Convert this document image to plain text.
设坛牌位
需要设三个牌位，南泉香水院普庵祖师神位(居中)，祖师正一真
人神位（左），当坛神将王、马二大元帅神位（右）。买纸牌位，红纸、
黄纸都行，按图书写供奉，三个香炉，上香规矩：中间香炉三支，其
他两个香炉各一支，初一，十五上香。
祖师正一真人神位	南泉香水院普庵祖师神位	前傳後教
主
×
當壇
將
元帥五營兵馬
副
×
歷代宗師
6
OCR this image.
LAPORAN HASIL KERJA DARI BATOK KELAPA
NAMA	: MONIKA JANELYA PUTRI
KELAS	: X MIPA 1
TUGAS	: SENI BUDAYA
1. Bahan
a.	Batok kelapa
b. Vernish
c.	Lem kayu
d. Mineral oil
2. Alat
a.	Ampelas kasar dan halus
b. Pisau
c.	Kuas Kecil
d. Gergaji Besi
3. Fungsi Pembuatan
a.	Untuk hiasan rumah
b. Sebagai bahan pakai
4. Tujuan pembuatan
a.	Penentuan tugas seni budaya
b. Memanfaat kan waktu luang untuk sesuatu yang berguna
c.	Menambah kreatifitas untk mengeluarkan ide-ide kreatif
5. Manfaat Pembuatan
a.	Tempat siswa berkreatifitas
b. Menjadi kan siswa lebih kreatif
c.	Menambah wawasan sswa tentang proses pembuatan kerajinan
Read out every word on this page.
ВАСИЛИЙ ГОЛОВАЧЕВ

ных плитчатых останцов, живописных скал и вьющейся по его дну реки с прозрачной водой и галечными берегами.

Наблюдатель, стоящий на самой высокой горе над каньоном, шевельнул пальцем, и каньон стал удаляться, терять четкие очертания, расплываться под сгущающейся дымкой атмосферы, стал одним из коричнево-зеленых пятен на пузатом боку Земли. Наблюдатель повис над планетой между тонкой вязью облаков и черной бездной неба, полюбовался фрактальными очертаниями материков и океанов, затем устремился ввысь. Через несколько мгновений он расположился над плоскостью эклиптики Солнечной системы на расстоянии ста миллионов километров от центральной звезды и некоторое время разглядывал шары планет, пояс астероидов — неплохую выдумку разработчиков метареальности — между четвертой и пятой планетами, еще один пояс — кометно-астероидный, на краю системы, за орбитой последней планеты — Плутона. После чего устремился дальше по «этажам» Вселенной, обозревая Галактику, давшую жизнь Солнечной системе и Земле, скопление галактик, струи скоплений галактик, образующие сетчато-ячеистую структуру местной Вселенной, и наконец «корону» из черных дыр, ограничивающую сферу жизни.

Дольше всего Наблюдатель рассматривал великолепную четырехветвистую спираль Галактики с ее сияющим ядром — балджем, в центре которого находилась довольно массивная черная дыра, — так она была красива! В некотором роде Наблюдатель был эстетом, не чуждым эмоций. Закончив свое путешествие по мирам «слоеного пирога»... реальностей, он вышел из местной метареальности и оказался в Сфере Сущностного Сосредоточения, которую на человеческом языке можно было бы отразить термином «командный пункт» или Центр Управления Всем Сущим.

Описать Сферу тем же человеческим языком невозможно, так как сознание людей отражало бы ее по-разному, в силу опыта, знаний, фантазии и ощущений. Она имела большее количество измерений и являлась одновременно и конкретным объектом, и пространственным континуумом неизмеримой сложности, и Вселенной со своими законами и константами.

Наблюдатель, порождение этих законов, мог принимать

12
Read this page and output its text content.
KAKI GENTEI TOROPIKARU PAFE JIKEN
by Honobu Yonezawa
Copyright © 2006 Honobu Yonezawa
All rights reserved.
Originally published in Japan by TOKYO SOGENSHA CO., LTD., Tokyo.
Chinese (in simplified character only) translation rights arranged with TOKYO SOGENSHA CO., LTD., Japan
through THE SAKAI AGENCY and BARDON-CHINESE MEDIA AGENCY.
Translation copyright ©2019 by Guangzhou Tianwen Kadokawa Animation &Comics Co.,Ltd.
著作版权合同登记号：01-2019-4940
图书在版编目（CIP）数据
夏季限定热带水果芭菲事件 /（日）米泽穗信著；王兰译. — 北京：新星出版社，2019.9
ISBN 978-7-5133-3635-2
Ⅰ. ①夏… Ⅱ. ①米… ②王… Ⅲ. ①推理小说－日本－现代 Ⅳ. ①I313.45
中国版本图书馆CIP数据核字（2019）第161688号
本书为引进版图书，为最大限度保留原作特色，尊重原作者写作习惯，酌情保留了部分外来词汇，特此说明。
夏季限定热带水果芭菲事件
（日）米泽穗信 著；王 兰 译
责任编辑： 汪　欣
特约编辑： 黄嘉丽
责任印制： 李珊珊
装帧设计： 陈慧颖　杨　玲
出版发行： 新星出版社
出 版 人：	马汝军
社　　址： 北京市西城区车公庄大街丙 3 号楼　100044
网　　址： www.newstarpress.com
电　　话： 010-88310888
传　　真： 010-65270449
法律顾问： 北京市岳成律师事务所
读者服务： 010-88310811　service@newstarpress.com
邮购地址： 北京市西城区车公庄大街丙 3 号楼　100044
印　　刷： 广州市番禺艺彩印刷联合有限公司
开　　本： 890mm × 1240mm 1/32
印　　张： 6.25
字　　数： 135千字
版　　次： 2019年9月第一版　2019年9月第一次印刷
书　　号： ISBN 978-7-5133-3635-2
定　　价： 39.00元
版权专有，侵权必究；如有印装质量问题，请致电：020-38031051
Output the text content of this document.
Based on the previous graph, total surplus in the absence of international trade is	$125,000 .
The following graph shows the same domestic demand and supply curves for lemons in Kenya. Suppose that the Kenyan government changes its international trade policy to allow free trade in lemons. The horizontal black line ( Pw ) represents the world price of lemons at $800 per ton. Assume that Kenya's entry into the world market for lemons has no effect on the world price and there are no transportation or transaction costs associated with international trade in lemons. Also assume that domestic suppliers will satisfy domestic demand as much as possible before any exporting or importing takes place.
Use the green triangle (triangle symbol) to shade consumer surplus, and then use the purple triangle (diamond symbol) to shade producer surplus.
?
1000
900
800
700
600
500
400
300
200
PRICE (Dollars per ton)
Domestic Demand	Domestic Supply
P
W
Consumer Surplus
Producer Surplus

★ ★ ★ ★ ★ ★ ★

AIM OF THE TASK: How many lines in the listing above contain "Menambah"? Answer with the number alone.

CORRECT ANSWER: 2